# Figure dataset records

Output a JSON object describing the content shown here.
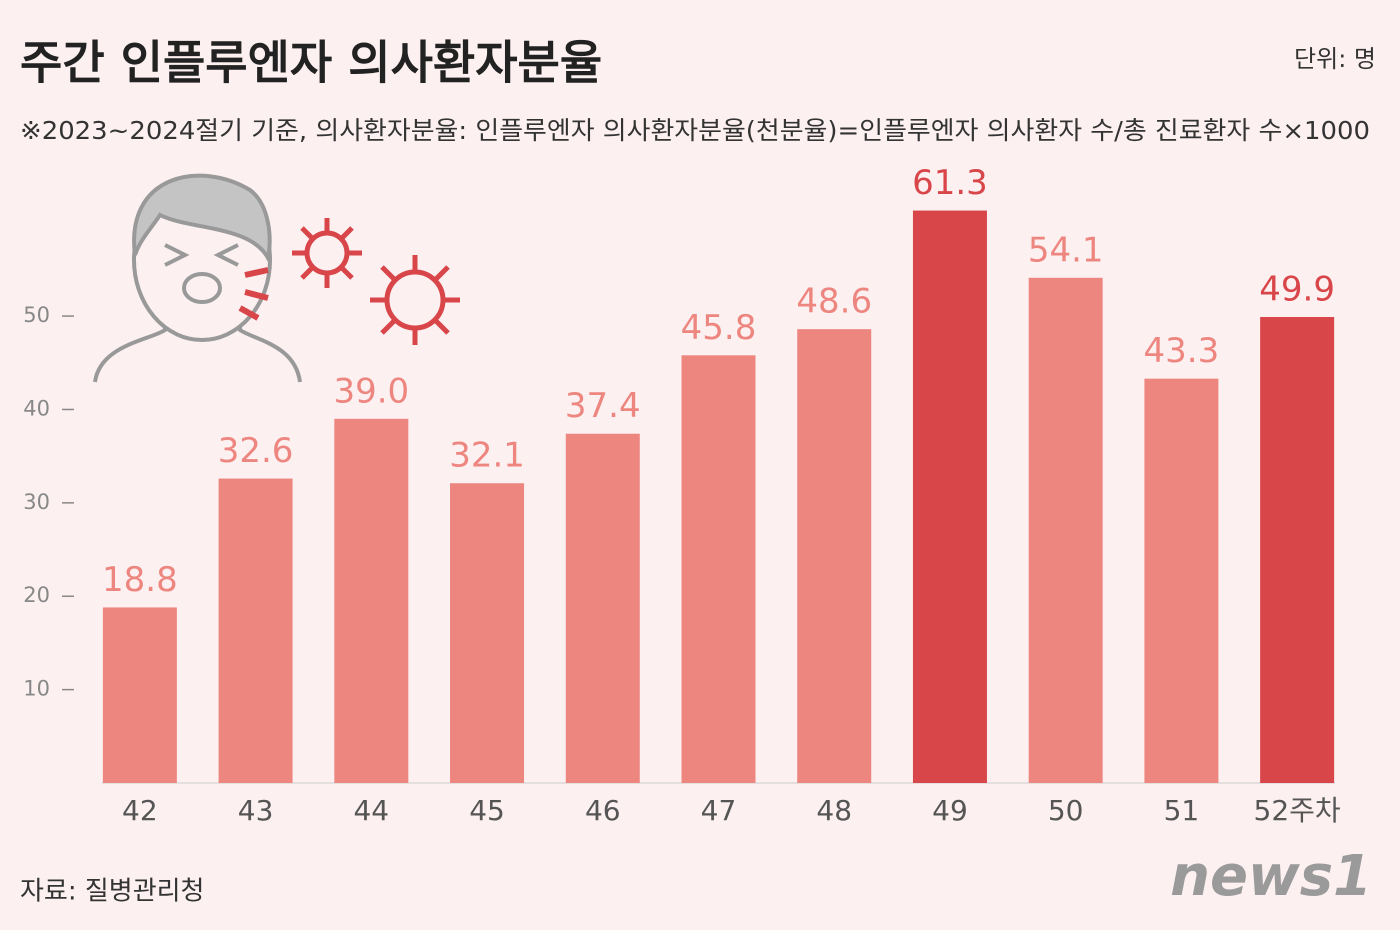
{
  "chart_data": {
    "type": "bar",
    "title": "주간 인플루엔자 의사환자분율",
    "unit": "단위: 명",
    "subtitle": "※2023~2024절기 기준, 의사환자분율: 인플루엔자 의사환자분율(천분율)=인플루엔자 의사환자 수/총 진료환자 수×1000",
    "source": "자료: 질병관리청",
    "logo": "news1",
    "categories": [
      "42",
      "43",
      "44",
      "45",
      "46",
      "47",
      "48",
      "49",
      "50",
      "51",
      "52주차"
    ],
    "values": [
      18.8,
      32.6,
      39.0,
      32.1,
      37.4,
      45.8,
      48.6,
      61.3,
      54.1,
      43.3,
      49.9
    ],
    "value_labels": [
      "18.8",
      "32.6",
      "39.0",
      "32.1",
      "37.4",
      "45.8",
      "48.6",
      "61.3",
      "54.1",
      "43.3",
      "49.9"
    ],
    "colors": [
      "#ee8680",
      "#ee8680",
      "#ee8680",
      "#ee8680",
      "#ee8680",
      "#ee8680",
      "#ee8680",
      "#d9464a",
      "#ee8680",
      "#ee8680",
      "#d9464a"
    ],
    "ylim": [
      0,
      66.5
    ],
    "yticks": [
      10,
      20,
      30,
      40,
      50
    ],
    "grid": false
  }
}
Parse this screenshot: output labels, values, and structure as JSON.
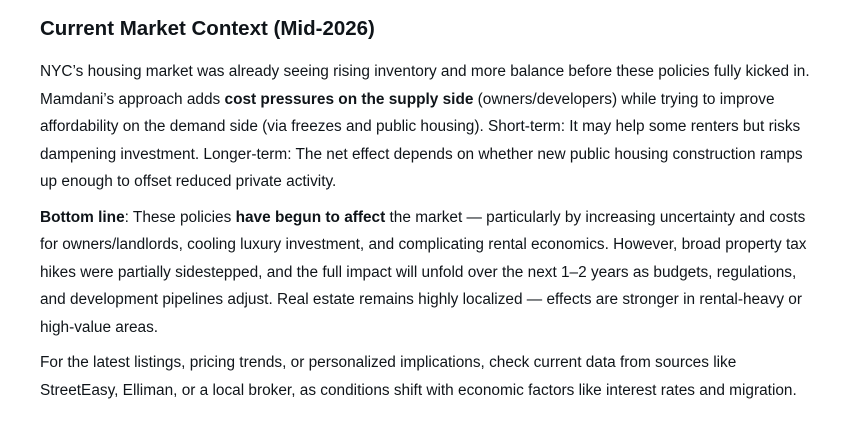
{
  "heading": "Current Market Context (Mid-2026)",
  "paragraphs": [
    {
      "runs": [
        {
          "text": "NYC’s housing market was already seeing rising inventory and more balance before these policies fully kicked in. Mamdani’s approach adds "
        },
        {
          "text": "cost pressures on the supply side",
          "bold": true
        },
        {
          "text": " (owners/developers) while trying to improve affordability on the demand side (via freezes and public housing). Short-term: It may help some renters but risks dampening investment. Longer-term: The net effect depends on whether new public housing construction ramps up enough to offset reduced private activity."
        }
      ]
    },
    {
      "runs": [
        {
          "text": "Bottom line",
          "bold": true
        },
        {
          "text": ": These policies "
        },
        {
          "text": "have begun to affect",
          "bold": true
        },
        {
          "text": " the market — particularly by increasing uncertainty and costs for owners/landlords, cooling luxury investment, and complicating rental economics. However, broad property tax hikes were partially sidestepped, and the full impact will unfold over the next 1–2 years as budgets, regulations, and development pipelines adjust. Real estate remains highly localized — effects are stronger in rental-heavy or high-value areas."
        }
      ]
    },
    {
      "runs": [
        {
          "text": "For the latest listings, pricing trends, or personalized implications, check current data from sources like StreetEasy, Elliman, or a local broker, as conditions shift with economic factors like interest rates and migration."
        }
      ]
    }
  ]
}
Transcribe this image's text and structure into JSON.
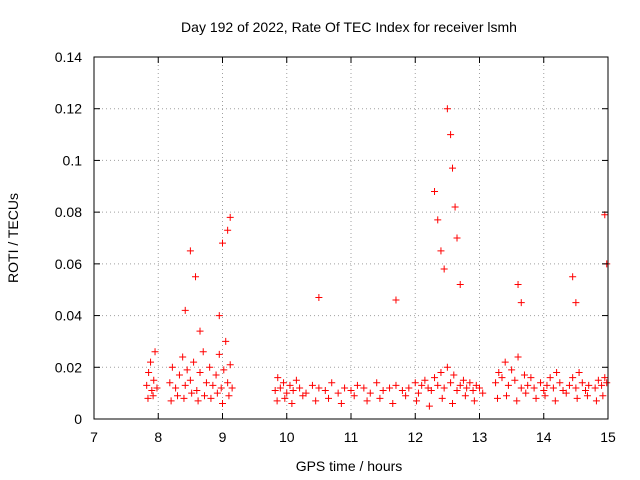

# Requirement
Work through the listing above and report how many lines include the string "인플루엔자", with no other text.

# Output for this exercise
2